My F3HP is a handful especially with the MD-4 attached.  However, a number of years ago, I used one for a trip to San Francisco, and used it detached.  While I had been spoiled by the MD-4, I found it a great, compact camera, and it yielded some of the best Ektachrome I'd ever shot.  I only used Nikkor primes; 20mm, 24mm, 50mm, 105mm, 180mm, and 300mm lenses.  Fortunately, the weather cooperated, and no fog.

I still use one, although I like my FM2 and FE variations, also.


----------



## compur (Oct 12, 2018)

The F3 was so popular Nikon had to continue making them throughout the entire production run of its successor, the F4, and well into the production run of the F5.


----------



## Derrel (Oct 12, 2018)

compur said:


> The F3 was so popular Nikon had to continue making them throughout the entire production run of its successor, the F4, and well into the production run of the F5.



I know that the F3 was the *longest-running camera model Nikon has ever made*...wasn't it nineteen years straight that he F3 was offered as part of the Nikon lineup?


----------



## compur (Oct 13, 2018)

... unless you count the FM10.

(Those who wish to inform me the FM10 isn't really a Nikon may now begin typing.)


----------



## cgw (Oct 13, 2018)

compur said:


> The F3 was so popular Nikon had to continue making them throughout the entire production run of its successor, the F4, and well into the production run of the F5.



That's a bit of a stretch. The F3 wasn't selling strongly once AF got traction in the early 90s. Cameras like the N90s, whose fast AF and TTL flash abilities, out-performed it--and the F4. Recall being told by Nikon.ca techs that F3 production had ended in the mid-90s. Remaining inventories slowly sold down. Parts were running low in the early 'oos. They were collecting dust at that time at retailers who rarely discounted them.


----------



## MartinCrabtree (Oct 13, 2018)

Nothing you can say will diminish the impact of the Nikon F3. Not an owner however there's no denying greatness.


----------



## compur (Oct 13, 2018)

There is nothing unusual about production of a Nikon (or any major brand) model ending before that model is removed as a current offering. All models have a sales curve and production of all models normally ceases some time prior to their removal as a current product. In the case of the F3 that interval was simply longer than with nearly all of their other models.

■ **TASKS TO PERFORM**
- 1) Can you reproduce the Nikon F3 thread word for word, beginning at the words "My F3HP is a" and stopping after "FE variations, also."?
- 2) Do the following statements agree with the Nikon F3 thread? Answer yes or no for each, quoting the words from the thread that decide it.
(a) On the San Francisco trip, the first poster used only Nikkor prime lenses.
(b) There was fog during the San Francisco trip.
(c) MartinCrabtree owns a Nikon F3.
- 3) In the Nikon F3 thread, which film does the first poster say the camera yielded some of the best results with?

■ **PROVIDED DATA**
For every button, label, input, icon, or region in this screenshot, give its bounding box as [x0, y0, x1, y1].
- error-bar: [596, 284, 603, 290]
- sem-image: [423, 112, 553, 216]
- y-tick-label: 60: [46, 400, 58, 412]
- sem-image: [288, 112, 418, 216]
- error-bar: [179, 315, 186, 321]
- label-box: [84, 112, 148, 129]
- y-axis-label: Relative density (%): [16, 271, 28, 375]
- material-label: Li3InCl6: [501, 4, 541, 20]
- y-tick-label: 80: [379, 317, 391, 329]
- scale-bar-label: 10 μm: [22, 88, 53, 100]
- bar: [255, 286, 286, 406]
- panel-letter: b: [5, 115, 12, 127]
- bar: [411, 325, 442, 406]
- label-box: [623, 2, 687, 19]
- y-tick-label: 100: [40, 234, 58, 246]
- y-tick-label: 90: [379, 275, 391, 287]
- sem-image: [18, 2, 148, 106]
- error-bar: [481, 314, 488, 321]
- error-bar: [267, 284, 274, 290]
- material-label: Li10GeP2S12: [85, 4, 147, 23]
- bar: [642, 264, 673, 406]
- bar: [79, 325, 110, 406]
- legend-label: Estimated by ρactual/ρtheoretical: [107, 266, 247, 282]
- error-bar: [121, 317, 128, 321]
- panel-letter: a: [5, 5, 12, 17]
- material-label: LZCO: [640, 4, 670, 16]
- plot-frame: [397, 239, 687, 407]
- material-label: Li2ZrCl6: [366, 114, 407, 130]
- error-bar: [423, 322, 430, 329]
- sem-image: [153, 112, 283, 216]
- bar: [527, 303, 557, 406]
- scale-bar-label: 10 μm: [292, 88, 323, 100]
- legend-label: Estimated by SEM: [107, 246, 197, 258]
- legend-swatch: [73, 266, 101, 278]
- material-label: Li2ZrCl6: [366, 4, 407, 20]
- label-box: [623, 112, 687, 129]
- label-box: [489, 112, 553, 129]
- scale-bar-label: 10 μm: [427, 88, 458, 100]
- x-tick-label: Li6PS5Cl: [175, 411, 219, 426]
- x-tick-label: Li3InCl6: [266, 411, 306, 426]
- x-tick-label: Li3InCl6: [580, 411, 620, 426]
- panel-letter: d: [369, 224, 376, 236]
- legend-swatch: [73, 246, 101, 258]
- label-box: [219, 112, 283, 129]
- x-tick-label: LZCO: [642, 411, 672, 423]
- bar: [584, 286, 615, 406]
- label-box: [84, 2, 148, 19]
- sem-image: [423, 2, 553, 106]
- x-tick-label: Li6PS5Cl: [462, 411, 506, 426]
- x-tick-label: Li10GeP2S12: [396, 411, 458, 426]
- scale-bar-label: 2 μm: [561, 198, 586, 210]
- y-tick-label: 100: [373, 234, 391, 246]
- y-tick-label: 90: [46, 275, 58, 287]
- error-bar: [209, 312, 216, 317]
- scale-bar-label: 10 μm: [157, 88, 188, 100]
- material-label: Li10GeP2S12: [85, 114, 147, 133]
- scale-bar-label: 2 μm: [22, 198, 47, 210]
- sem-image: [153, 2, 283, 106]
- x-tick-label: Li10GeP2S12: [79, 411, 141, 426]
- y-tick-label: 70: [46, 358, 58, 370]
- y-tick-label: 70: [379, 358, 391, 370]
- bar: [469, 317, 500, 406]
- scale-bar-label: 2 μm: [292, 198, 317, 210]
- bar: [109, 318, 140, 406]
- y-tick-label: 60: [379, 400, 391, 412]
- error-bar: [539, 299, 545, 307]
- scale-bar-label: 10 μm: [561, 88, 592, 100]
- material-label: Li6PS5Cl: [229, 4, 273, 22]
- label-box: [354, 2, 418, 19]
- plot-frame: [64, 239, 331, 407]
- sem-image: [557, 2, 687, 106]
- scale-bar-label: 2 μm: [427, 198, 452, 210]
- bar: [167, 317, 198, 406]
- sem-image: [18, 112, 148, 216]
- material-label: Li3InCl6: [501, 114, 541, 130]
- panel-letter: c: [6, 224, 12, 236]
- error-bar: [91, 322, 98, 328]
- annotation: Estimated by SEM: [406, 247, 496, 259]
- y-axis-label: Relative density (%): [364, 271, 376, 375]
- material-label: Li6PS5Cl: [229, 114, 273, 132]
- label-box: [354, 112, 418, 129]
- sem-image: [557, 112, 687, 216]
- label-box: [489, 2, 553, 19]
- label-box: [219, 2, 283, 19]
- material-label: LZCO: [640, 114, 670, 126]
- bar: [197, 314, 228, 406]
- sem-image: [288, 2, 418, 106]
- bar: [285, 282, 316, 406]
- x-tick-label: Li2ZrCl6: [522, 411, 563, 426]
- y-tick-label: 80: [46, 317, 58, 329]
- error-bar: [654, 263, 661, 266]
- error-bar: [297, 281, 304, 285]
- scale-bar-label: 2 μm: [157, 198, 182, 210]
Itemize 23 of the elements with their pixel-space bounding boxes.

--

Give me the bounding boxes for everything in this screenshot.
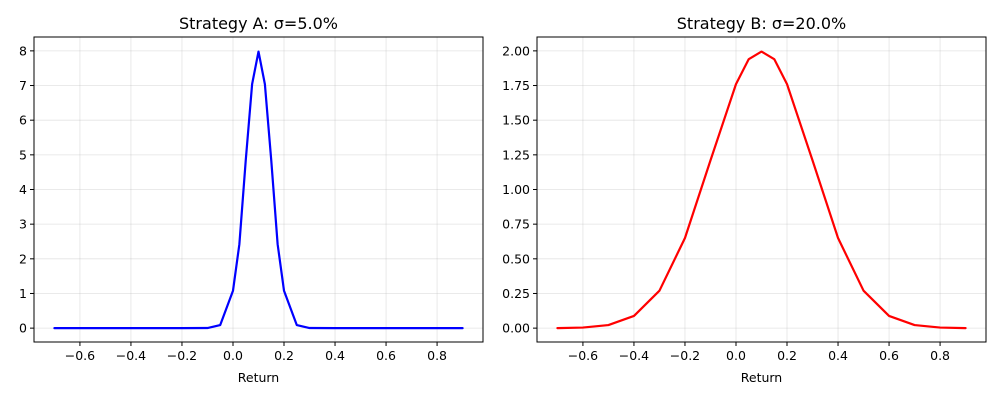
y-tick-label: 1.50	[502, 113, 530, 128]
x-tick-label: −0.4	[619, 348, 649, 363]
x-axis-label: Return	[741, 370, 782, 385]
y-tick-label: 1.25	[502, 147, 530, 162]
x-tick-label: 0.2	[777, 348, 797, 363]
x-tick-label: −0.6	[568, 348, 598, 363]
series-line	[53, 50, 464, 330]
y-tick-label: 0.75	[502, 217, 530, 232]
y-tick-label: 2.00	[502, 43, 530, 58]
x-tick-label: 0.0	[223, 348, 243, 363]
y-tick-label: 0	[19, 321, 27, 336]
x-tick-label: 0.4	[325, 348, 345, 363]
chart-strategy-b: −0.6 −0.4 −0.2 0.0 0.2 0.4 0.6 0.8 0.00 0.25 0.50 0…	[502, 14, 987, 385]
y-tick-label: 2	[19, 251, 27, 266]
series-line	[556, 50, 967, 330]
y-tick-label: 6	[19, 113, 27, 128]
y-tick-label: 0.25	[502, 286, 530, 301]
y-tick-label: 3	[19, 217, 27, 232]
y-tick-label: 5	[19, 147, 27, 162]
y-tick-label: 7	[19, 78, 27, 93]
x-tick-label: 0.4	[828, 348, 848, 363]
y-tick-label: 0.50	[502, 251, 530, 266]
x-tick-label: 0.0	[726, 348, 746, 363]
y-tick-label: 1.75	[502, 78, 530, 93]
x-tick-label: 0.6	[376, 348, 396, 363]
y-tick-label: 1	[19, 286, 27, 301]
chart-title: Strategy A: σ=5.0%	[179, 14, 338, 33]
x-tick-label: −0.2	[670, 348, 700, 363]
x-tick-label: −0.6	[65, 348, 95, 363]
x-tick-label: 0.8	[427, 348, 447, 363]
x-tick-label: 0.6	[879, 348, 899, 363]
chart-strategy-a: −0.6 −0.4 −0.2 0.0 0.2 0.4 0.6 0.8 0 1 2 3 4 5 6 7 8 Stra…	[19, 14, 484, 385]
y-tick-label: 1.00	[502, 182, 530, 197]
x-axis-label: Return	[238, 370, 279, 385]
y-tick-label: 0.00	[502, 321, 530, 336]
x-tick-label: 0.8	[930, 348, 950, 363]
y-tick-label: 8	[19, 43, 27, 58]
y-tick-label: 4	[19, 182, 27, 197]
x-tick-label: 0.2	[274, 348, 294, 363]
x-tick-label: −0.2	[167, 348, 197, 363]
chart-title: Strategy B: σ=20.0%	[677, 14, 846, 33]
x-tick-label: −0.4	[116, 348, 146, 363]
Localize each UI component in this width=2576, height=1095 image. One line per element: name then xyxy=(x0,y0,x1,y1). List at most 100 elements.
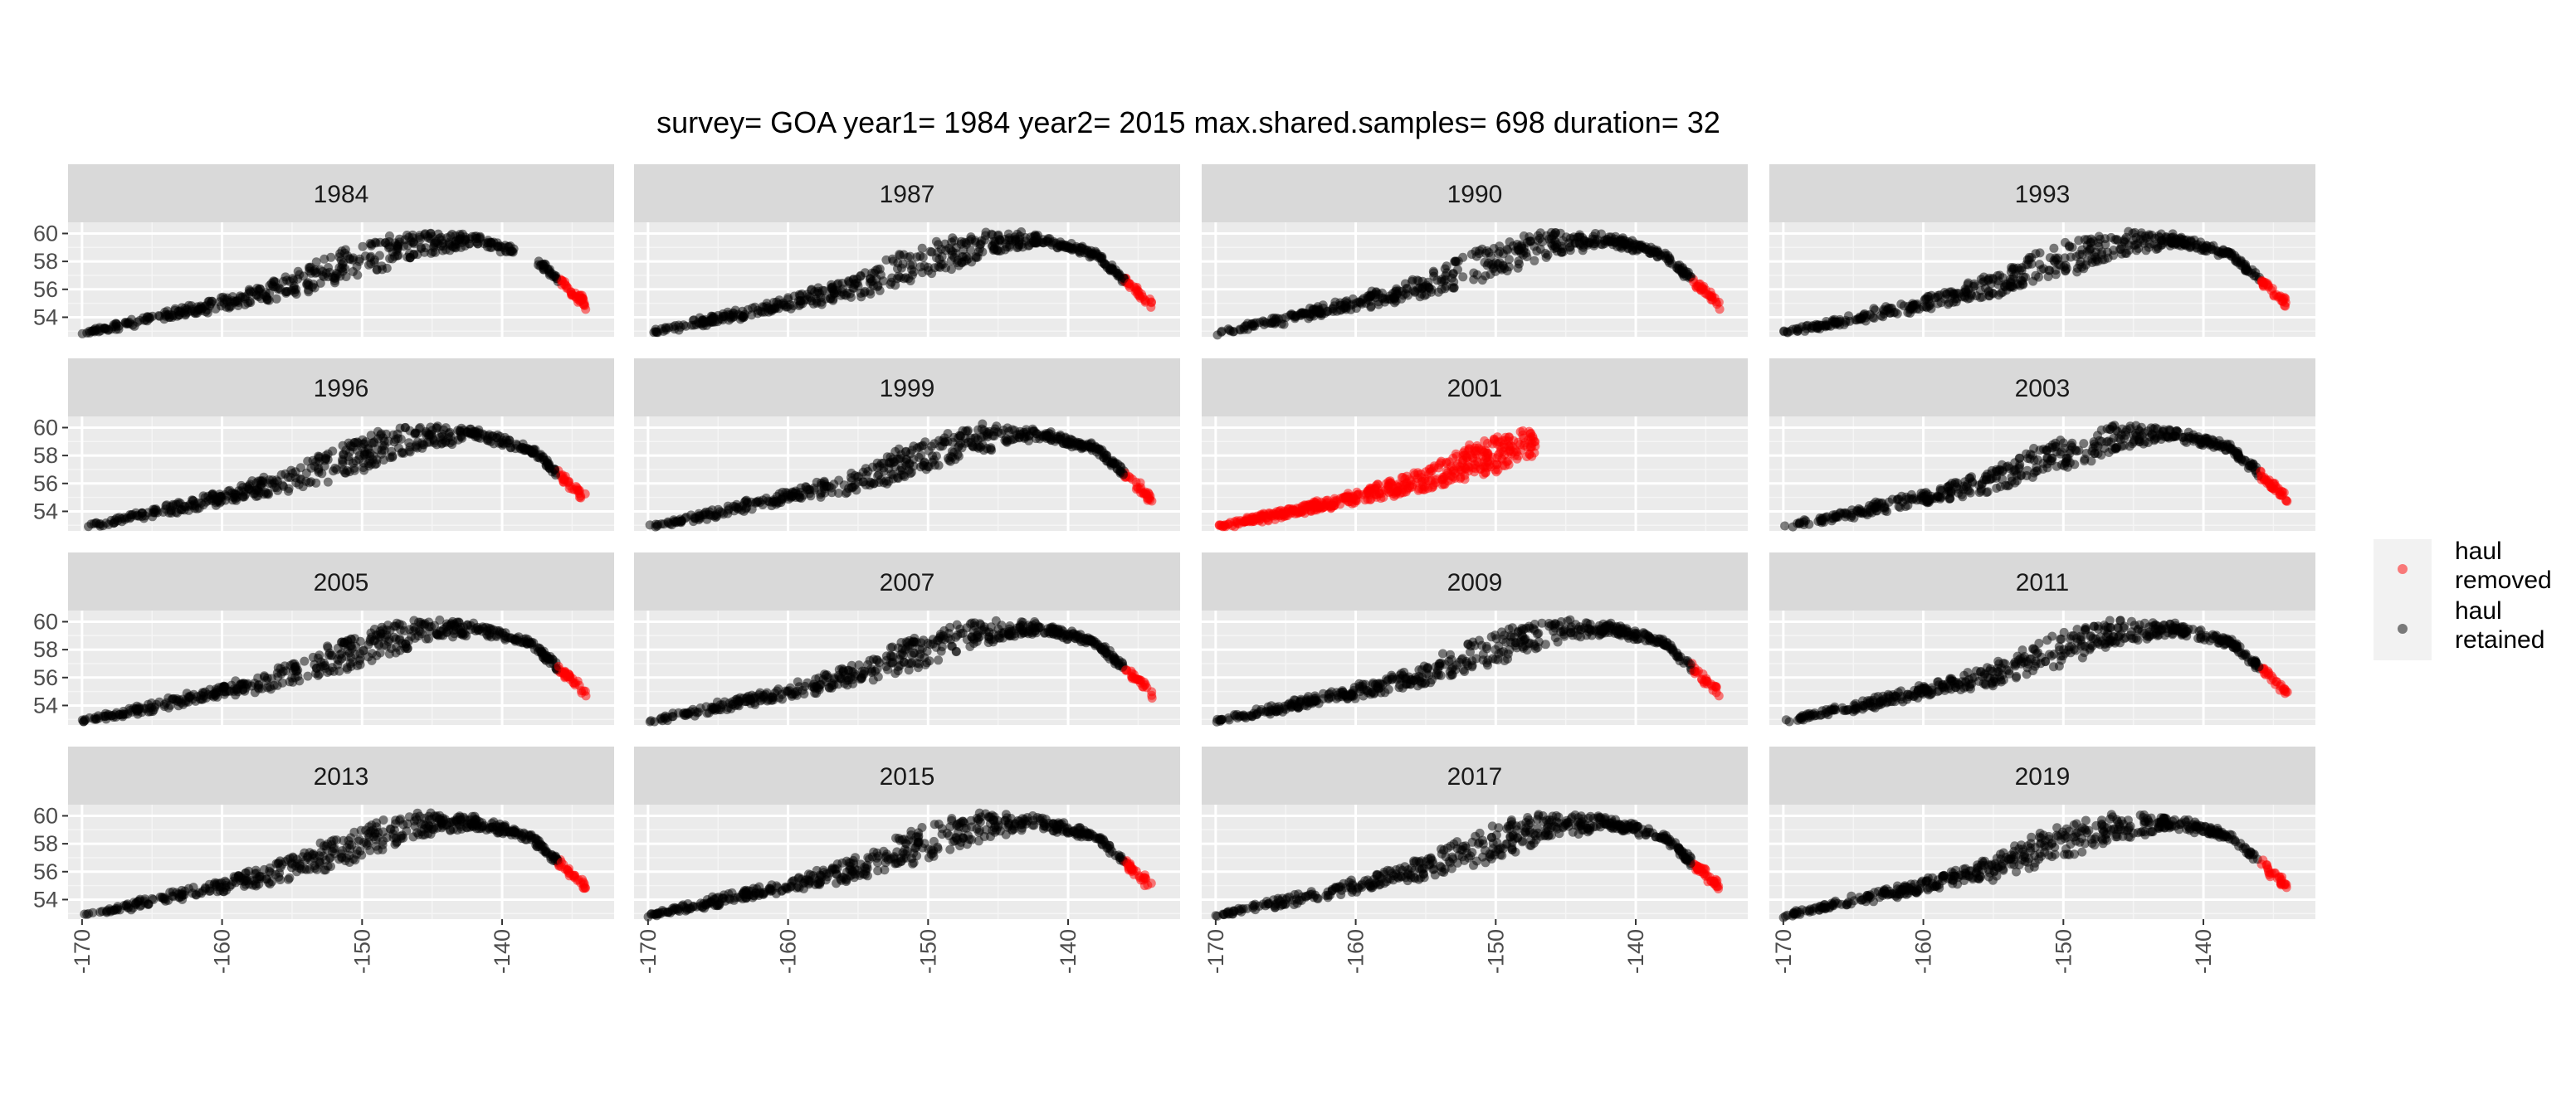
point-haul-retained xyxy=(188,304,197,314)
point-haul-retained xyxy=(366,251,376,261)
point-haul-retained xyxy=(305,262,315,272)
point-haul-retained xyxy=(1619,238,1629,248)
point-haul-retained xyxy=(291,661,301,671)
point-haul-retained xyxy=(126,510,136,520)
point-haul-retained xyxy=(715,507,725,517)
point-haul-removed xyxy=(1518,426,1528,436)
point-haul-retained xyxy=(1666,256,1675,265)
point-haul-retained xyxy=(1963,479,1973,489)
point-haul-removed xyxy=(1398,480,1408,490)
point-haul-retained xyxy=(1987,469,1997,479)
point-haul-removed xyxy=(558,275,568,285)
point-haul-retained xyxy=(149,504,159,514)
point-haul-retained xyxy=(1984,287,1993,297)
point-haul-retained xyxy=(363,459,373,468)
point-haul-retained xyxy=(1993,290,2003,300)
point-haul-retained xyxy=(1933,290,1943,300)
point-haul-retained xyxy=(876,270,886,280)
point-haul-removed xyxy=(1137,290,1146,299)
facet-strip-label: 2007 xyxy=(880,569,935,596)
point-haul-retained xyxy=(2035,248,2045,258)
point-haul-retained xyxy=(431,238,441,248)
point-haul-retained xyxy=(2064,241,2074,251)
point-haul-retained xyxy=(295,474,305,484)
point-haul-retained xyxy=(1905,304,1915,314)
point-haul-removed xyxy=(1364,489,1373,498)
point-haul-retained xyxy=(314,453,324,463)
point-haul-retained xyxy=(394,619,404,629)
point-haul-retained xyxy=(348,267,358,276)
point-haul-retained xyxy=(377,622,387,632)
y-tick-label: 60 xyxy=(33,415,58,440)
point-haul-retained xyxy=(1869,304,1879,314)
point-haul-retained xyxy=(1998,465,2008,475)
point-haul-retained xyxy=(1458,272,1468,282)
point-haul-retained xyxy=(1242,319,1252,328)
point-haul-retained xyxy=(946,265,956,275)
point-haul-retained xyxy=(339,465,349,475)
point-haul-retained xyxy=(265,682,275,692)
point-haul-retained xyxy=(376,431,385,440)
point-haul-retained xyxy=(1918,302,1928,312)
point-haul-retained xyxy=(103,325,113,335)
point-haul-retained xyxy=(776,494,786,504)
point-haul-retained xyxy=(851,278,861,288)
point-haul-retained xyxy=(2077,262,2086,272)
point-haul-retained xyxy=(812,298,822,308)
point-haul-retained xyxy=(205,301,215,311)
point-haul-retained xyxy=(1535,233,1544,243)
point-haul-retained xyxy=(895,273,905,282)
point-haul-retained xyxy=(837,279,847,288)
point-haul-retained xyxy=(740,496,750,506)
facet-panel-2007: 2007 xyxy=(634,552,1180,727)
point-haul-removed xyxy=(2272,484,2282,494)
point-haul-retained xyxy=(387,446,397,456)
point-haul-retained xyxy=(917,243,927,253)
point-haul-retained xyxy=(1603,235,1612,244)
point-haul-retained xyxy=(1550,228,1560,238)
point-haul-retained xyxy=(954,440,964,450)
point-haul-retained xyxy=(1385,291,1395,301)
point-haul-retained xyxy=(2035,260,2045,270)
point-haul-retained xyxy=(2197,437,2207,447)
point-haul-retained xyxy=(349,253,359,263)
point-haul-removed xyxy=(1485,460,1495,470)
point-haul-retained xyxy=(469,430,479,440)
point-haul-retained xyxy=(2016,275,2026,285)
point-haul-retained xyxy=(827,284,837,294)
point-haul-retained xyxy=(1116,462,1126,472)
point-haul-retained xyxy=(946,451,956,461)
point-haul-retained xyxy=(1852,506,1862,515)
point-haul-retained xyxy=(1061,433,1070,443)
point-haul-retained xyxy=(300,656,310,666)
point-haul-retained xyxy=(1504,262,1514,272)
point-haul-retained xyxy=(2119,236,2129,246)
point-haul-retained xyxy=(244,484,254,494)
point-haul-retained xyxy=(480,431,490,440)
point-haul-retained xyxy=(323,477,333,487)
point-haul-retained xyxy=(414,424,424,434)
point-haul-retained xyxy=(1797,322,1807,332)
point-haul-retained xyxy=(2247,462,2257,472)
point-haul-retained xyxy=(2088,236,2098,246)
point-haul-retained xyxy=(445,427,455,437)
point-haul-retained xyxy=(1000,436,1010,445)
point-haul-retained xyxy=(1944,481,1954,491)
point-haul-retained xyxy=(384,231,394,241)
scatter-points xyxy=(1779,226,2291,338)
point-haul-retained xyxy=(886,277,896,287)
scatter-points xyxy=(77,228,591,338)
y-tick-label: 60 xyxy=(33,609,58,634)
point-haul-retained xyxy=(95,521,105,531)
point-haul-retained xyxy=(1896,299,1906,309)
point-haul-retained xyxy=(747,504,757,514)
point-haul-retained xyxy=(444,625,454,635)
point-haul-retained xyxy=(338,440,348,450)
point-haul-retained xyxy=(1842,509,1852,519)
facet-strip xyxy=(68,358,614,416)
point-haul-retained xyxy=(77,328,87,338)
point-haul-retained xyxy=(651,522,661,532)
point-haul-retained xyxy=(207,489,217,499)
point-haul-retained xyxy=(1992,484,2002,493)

■ **ANSWERS FOR THE TASKS**
- 1)
My F3HP is a handful especially with the MD-4 attached.  However, a number of years ago, I used one for a trip to San Francisco, and used it detached.  While I had been spoiled by the MD-4, I found it a great, compact camera, and it yielded some of the best Ektachrome I'd ever shot.  I only used Nikkor primes; 20mm, 24mm, 50mm, 105mm, 180mm, and 300mm lenses.  Fortunately, the weather cooperated, and no fog.

I still use one, although I like my FM2 and FE variations, also.

- 2)
(a) Yes: "I only used Nikkor primes"
(b) No: "Fortunately, the weather cooperated, and no fog."
(c) No: "Not an owner however there's no denying greatness."

- 3) Ektachrome.